* _To do_
Each of the entries should be retyped precisely as it appears.

* _Data_
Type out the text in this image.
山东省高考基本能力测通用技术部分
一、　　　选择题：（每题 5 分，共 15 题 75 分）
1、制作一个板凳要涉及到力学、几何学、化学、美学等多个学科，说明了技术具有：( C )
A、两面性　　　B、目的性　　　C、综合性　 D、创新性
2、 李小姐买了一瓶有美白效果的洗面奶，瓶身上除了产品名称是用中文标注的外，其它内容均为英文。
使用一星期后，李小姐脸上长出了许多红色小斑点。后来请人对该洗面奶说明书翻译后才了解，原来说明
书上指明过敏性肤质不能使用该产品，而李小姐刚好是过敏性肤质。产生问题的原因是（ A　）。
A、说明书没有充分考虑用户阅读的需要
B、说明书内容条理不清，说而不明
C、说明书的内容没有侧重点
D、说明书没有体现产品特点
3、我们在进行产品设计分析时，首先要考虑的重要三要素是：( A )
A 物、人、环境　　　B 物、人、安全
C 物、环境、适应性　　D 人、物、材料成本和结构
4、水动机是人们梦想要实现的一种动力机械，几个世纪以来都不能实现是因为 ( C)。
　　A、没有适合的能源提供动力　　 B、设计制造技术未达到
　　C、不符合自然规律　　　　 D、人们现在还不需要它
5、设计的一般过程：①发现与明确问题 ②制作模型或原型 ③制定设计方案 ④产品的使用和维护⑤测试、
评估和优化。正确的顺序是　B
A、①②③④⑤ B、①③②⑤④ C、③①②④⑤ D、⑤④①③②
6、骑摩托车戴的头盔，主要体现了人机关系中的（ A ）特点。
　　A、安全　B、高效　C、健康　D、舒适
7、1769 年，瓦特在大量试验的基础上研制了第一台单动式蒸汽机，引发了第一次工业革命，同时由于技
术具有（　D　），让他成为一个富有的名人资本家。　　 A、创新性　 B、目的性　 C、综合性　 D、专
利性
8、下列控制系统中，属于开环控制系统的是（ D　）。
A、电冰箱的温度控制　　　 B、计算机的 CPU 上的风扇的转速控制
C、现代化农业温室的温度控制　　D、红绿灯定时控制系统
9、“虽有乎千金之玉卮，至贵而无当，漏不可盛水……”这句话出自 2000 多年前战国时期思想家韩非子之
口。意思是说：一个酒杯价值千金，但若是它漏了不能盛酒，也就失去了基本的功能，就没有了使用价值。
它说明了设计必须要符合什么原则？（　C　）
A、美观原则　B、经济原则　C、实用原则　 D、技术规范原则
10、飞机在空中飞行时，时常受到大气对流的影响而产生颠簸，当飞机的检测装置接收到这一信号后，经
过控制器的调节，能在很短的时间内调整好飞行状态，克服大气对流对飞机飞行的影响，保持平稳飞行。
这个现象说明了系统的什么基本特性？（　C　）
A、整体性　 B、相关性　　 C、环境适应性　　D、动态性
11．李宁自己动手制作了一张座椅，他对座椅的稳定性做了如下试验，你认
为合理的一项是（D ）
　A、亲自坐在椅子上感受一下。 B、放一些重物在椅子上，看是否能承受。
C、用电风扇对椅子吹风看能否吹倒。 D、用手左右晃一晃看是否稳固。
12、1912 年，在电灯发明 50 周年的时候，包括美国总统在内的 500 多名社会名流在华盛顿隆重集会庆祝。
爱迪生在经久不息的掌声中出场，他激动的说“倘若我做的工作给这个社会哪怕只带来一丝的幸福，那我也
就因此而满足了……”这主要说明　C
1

* _The output_
Type out the text in this image.
山东省高考基本能力测通用技术部分
一、　　　选择题：（每题 5 分，共 15 题 75 分）
1、制作一个板凳要涉及到力学、几何学、化学、美学等多个学科，说明了技术具有：( C )
A、两面性　　　B、目的性　　　C、综合性　 D、创新性
2、 李小姐买了一瓶有美白效果的洗面奶，瓶身上除了产品名称是用中文标注的外，其它内容均为英文。
使用一星期后，李小姐脸上长出了许多红色小斑点。后来请人对该洗面奶说明书翻译后才了解，原来说明
书上指明过敏性肤质不能使用该产品，而李小姐刚好是过敏性肤质。产生问题的原因是（ A　）。
A、说明书没有充分考虑用户阅读的需要
B、说明书内容条理不清，说而不明
C、说明书的内容没有侧重点
D、说明书没有体现产品特点
3、我们在进行产品设计分析时，首先要考虑的重要三要素是：( A )
A 物、人、环境　　　B 物、人、安全
C 物、环境、适应性　　D 人、物、材料成本和结构
4、水动机是人们梦想要实现的一种动力机械，几个世纪以来都不能实现是因为 ( C)。
　　A、没有适合的能源提供动力　　 B、设计制造技术未达到
　　C、不符合自然规律　　　　 D、人们现在还不需要它
5、设计的一般过程：①发现与明确问题 ②制作模型或原型 ③制定设计方案 ④产品的使用和维护⑤测试、
评估和优化。正确的顺序是　B
A、①②③④⑤ B、①③②⑤④ C、③①②④⑤ D、⑤④①③②
6、骑摩托车戴的头盔，主要体现了人机关系中的（ A ）特点。
　　A、安全　B、高效　C、健康　D、舒适
7、1769 年，瓦特在大量试验的基础上研制了第一台单动式蒸汽机，引发了第一次工业革命，同时由于技
术具有（　D　），让他成为一个富有的名人资本家。　　 A、创新性　 B、目的性　 C、综合性　 D、专
利性
8、下列控制系统中，属于开环控制系统的是（ D　）。
A、电冰箱的温度控制　　　 B、计算机的 CPU 上的风扇的转速控制
C、现代化农业温室的温度控制　　D、红绿灯定时控制系统
9、“虽有乎千金之玉卮，至贵而无当，漏不可盛水……”这句话出自 2000 多年前战国时期思想家韩非子之
口。意思是说：一个酒杯价值千金，但若是它漏了不能盛酒，也就失去了基本的功能，就没有了使用价值。
它说明了设计必须要符合什么原则？（　C　）
A、美观原则　B、经济原则　C、实用原则　 D、技术规范原则
10、飞机在空中飞行时，时常受到大气对流的影响而产生颠簸，当飞机的检测装置接收到这一信号后，经
过控制器的调节，能在很短的时间内调整好飞行状态，克服大气对流对飞机飞行的影响，保持平稳飞行。
这个现象说明了系统的什么基本特性？（　C　）
A、整体性　 B、相关性　　 C、环境适应性　　D、动态性
11．李宁自己动手制作了一张座椅，他对座椅的稳定性做了如下试验，你认
为合理的一项是（D ）
　A、亲自坐在椅子上感受一下。 B、放一些重物在椅子上，看是否能承受。
C、用电风扇对椅子吹风看能否吹倒。 D、用手左右晃一晃看是否稳固。
12、1912 年，在电灯发明 50 周年的时候，包括美国总统在内的 500 多名社会名流在华盛顿隆重集会庆祝。
爱迪生在经久不息的掌声中出场，他激动的说“倘若我做的工作给这个社会哪怕只带来一丝的幸福，那我也
就因此而满足了……”这主要说明　C
1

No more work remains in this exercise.